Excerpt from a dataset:
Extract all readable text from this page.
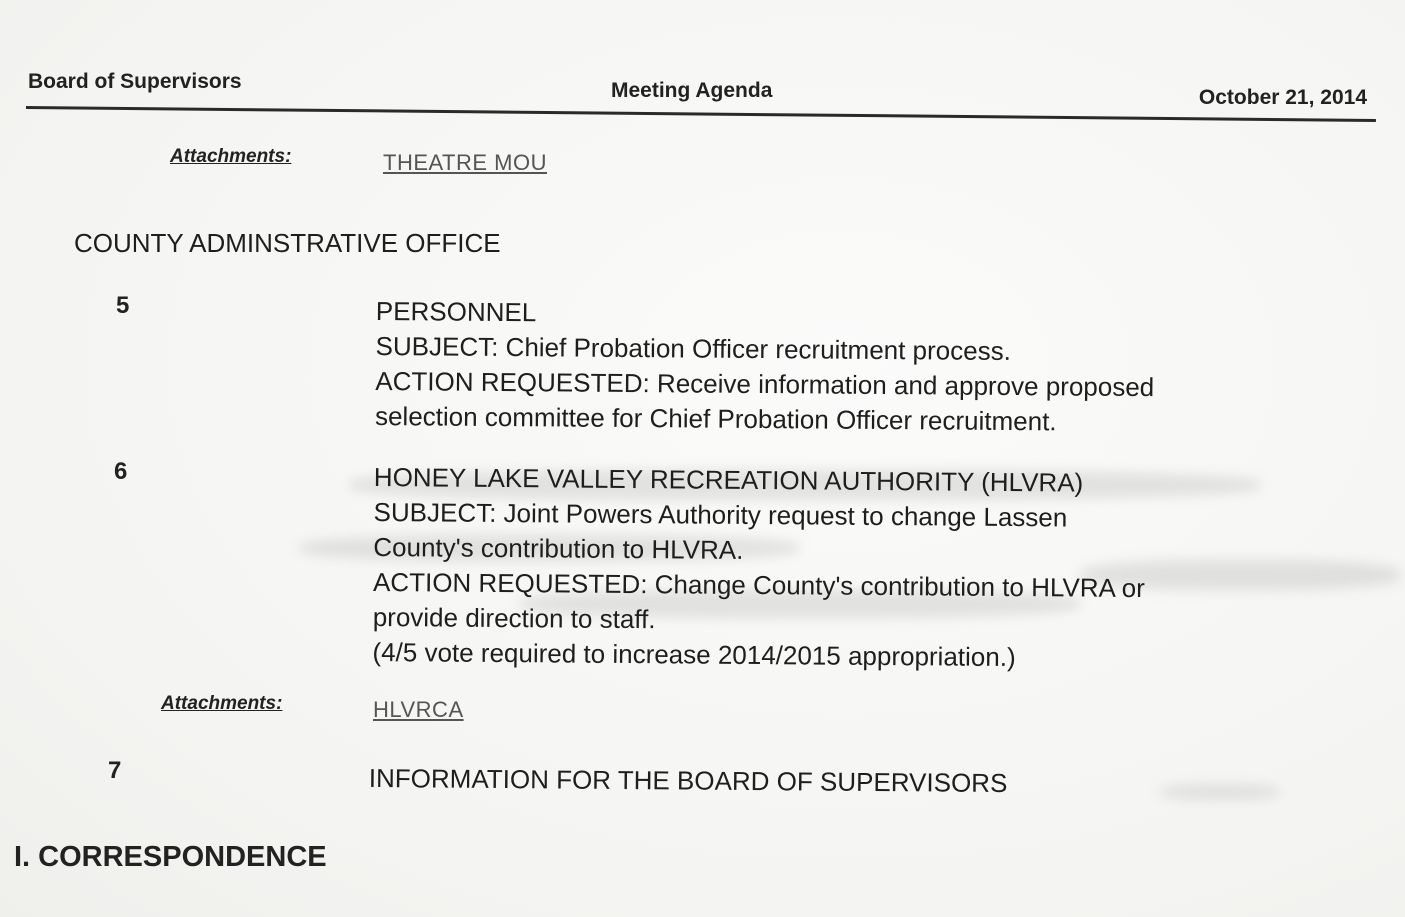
Board of Supervisors	Meeting Agenda	October 21, 2014
Attachments:	THEATRE MOU
COUNTY ADMINSTRATIVE OFFICE
5	PERSONNEL
SUBJECT: Chief Probation Officer recruitment process.
ACTION REQUESTED: Receive information and approve proposed
selection committee for Chief Probation Officer recruitment.
6	HONEY LAKE VALLEY RECREATION AUTHORITY (HLVRA)
SUBJECT: Joint Powers Authority request to change Lassen
County's contribution to HLVRA.
ACTION REQUESTED: Change County's contribution to HLVRA or
provide direction to staff.
(4/5 vote required to increase 2014/2015 appropriation.)
Attachments:	HLVRCA
7	INFORMATION FOR THE BOARD OF SUPERVISORS
I. CORRESPONDENCE
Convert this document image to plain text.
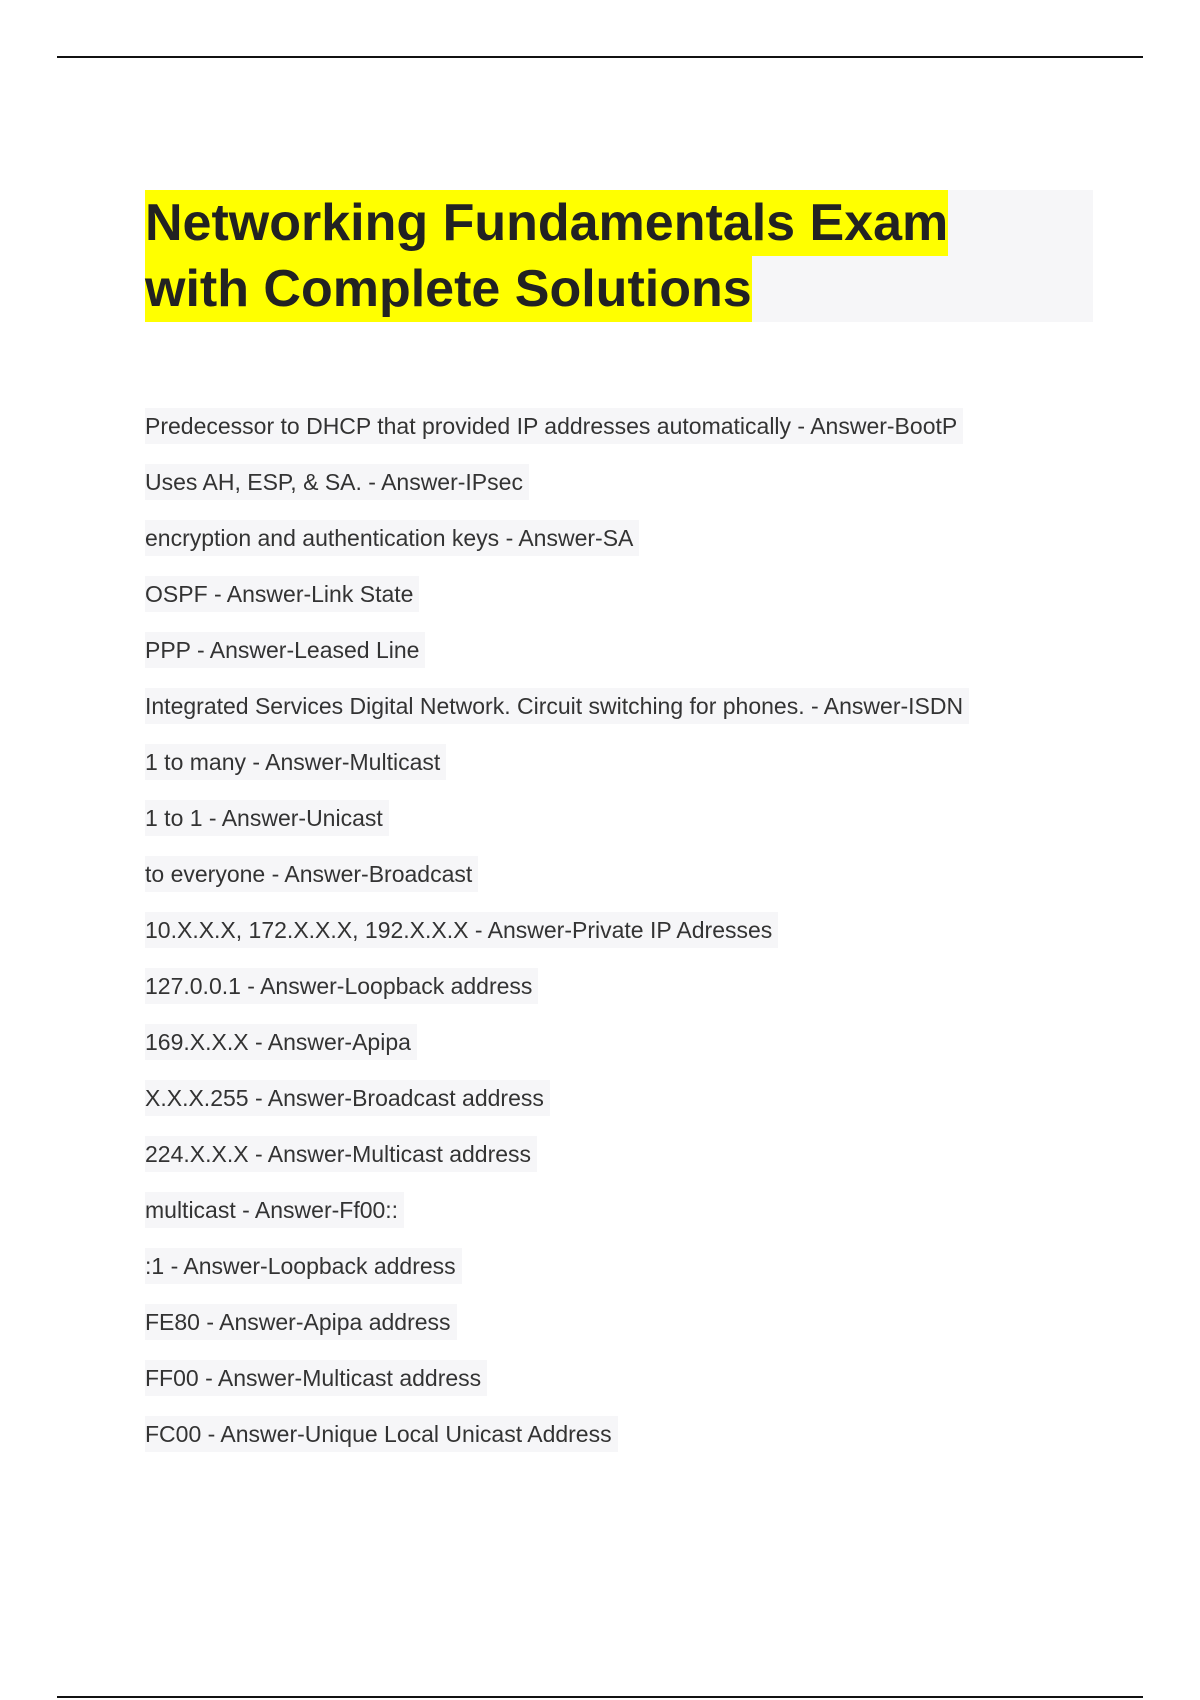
Networking Fundamentals Exam
with Complete Solutions
Predecessor to DHCP that provided IP addresses automatically - Answer-BootP
Uses AH, ESP, & SA. - Answer-IPsec
encryption and authentication keys - Answer-SA
OSPF - Answer-Link State
PPP - Answer-Leased Line
Integrated Services Digital Network. Circuit switching for phones. - Answer-ISDN
1 to many - Answer-Multicast
1 to 1 - Answer-Unicast
to everyone - Answer-Broadcast
10.X.X.X, 172.X.X.X, 192.X.X.X - Answer-Private IP Adresses
127.0.0.1 - Answer-Loopback address
169.X.X.X - Answer-Apipa
X.X.X.255 - Answer-Broadcast address
224.X.X.X - Answer-Multicast address
multicast - Answer-Ff00::
:1 - Answer-Loopback address
FE80 - Answer-Apipa address
FF00 - Answer-Multicast address
FC00 - Answer-Unique Local Unicast Address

## Task requirements
Reproduce the data verbatim. Do not carry any picture into the copy.

## Correct answer
Extract all readable text from this page.
Board of Supervisors	Meeting Agenda	October 21, 2014
Attachments:	THEATRE MOU
COUNTY ADMINSTRATIVE OFFICE
5	PERSONNEL
SUBJECT: Chief Probation Officer recruitment process.
ACTION REQUESTED: Receive information and approve proposed
selection committee for Chief Probation Officer recruitment.
6	HONEY LAKE VALLEY RECREATION AUTHORITY (HLVRA)
SUBJECT: Joint Powers Authority request to change Lassen
County's contribution to HLVRA.
ACTION REQUESTED: Change County's contribution to HLVRA or
provide direction to staff.
(4/5 vote required to increase 2014/2015 appropriation.)
Attachments:	HLVRCA
7	INFORMATION FOR THE BOARD OF SUPERVISORS
I. CORRESPONDENCE
Convert this document image to plain text.
Networking Fundamentals Exam
with Complete Solutions
Predecessor to DHCP that provided IP addresses automatically - Answer-BootP
Uses AH, ESP, & SA. - Answer-IPsec
encryption and authentication keys - Answer-SA
OSPF - Answer-Link State
PPP - Answer-Leased Line
Integrated Services Digital Network. Circuit switching for phones. - Answer-ISDN
1 to many - Answer-Multicast
1 to 1 - Answer-Unicast
to everyone - Answer-Broadcast
10.X.X.X, 172.X.X.X, 192.X.X.X - Answer-Private IP Adresses
127.0.0.1 - Answer-Loopback address
169.X.X.X - Answer-Apipa
X.X.X.255 - Answer-Broadcast address
224.X.X.X - Answer-Multicast address
multicast - Answer-Ff00::
:1 - Answer-Loopback address
FE80 - Answer-Apipa address
FF00 - Answer-Multicast address
FC00 - Answer-Unique Local Unicast Address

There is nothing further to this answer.